**THE INPUT:**
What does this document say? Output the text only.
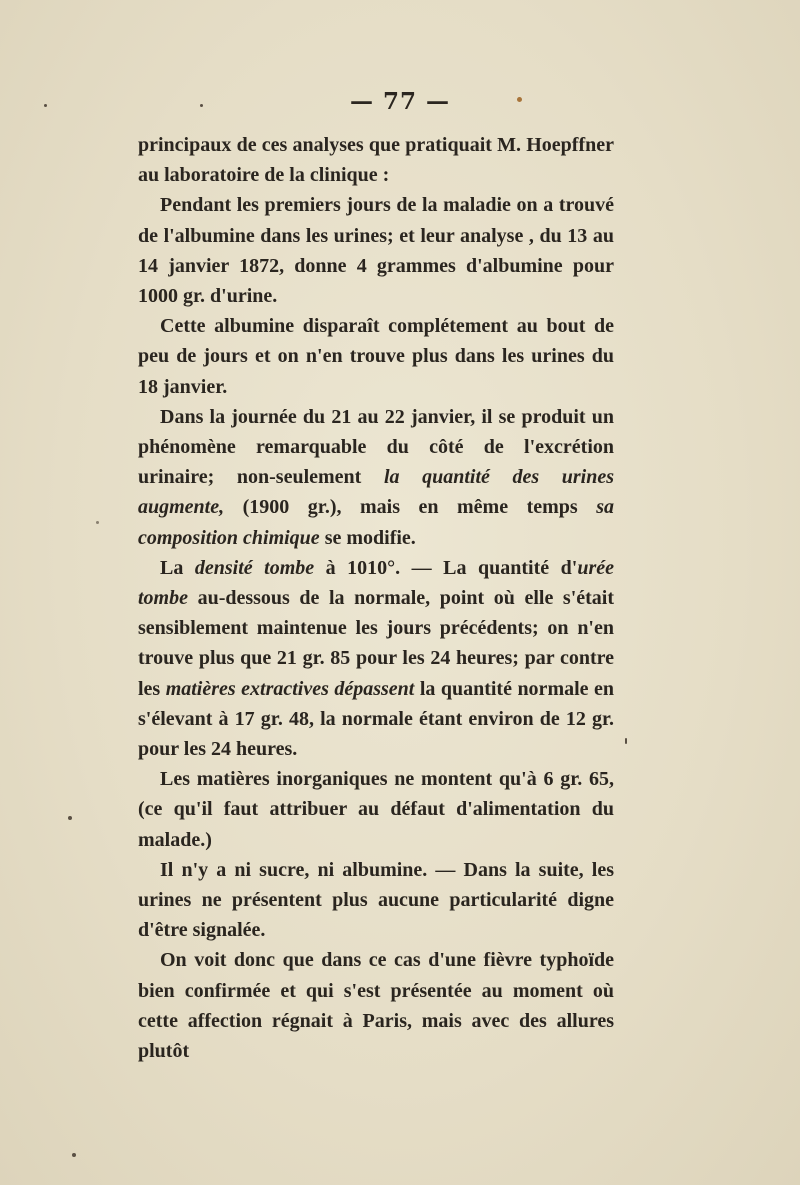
— 77 —

principaux de ces analyses que pratiquait M. Hoepffner au laboratoire de la clinique :

Pendant les premiers jours de la maladie on a trouvé de l'albumine dans les urines; et leur analyse , du 13 au 14 janvier 1872, donne 4 grammes d'albumine pour 1000 gr. d'urine.

Cette albumine disparaît complétement au bout de peu de jours et on n'en trouve plus dans les urines du 18 janvier.

Dans la journée du 21 au 22 janvier, il se produit un phénomène remarquable du côté de l'excrétion urinaire; non-seulement la quantité des urines augmente, (1900 gr.), mais en même temps sa composition chimique se modifie.

La densité tombe à 1010°. — La quantité d'urée tombe au-dessous de la normale, point où elle s'était sensiblement maintenue les jours précédents; on n'en trouve plus que 21 gr. 85 pour les 24 heures; par contre les matières extractives dépassent la quantité normale en s'élevant à 17 gr. 48, la normale étant environ de 12 gr. pour les 24 heures.

Les matières inorganiques ne montent qu'à 6 gr. 65, (ce qu'il faut attribuer au défaut d'alimentation du malade.)

Il n'y a ni sucre, ni albumine. — Dans la suite, les urines ne présentent plus aucune particularité digne d'être signalée.

On voit donc que dans ce cas d'une fièvre typhoïde bien confirmée et qui s'est présentée au moment où cette affection régnait à Paris, mais avec des allures plutôt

**INSTRUCTIONS FOR THE TASK:** Omit every picture, then repeat the remaining data exactly as it appears above.

**ANSWER TO THE PROBLEM:**
What does this document say? Output the text only.
— 77 —

principaux de ces analyses que pratiquait M. Hoepffner au laboratoire de la clinique :

Pendant les premiers jours de la maladie on a trouvé de l'albumine dans les urines; et leur analyse , du 13 au 14 janvier 1872, donne 4 grammes d'albumine pour 1000 gr. d'urine.

Cette albumine disparaît complétement au bout de peu de jours et on n'en trouve plus dans les urines du 18 janvier.

Dans la journée du 21 au 22 janvier, il se produit un phénomène remarquable du côté de l'excrétion urinaire; non-seulement la quantité des urines augmente, (1900 gr.), mais en même temps sa composition chimique se modifie.

La densité tombe à 1010°. — La quantité d'urée tombe au-dessous de la normale, point où elle s'était sensiblement maintenue les jours précédents; on n'en trouve plus que 21 gr. 85 pour les 24 heures; par contre les matières extractives dépassent la quantité normale en s'élevant à 17 gr. 48, la normale étant environ de 12 gr. pour les 24 heures.

Les matières inorganiques ne montent qu'à 6 gr. 65, (ce qu'il faut attribuer au défaut d'alimentation du malade.)

Il n'y a ni sucre, ni albumine. — Dans la suite, les urines ne présentent plus aucune particularité digne d'être signalée.

On voit donc que dans ce cas d'une fièvre typhoïde bien confirmée et qui s'est présentée au moment où cette affection régnait à Paris, mais avec des allures plutôt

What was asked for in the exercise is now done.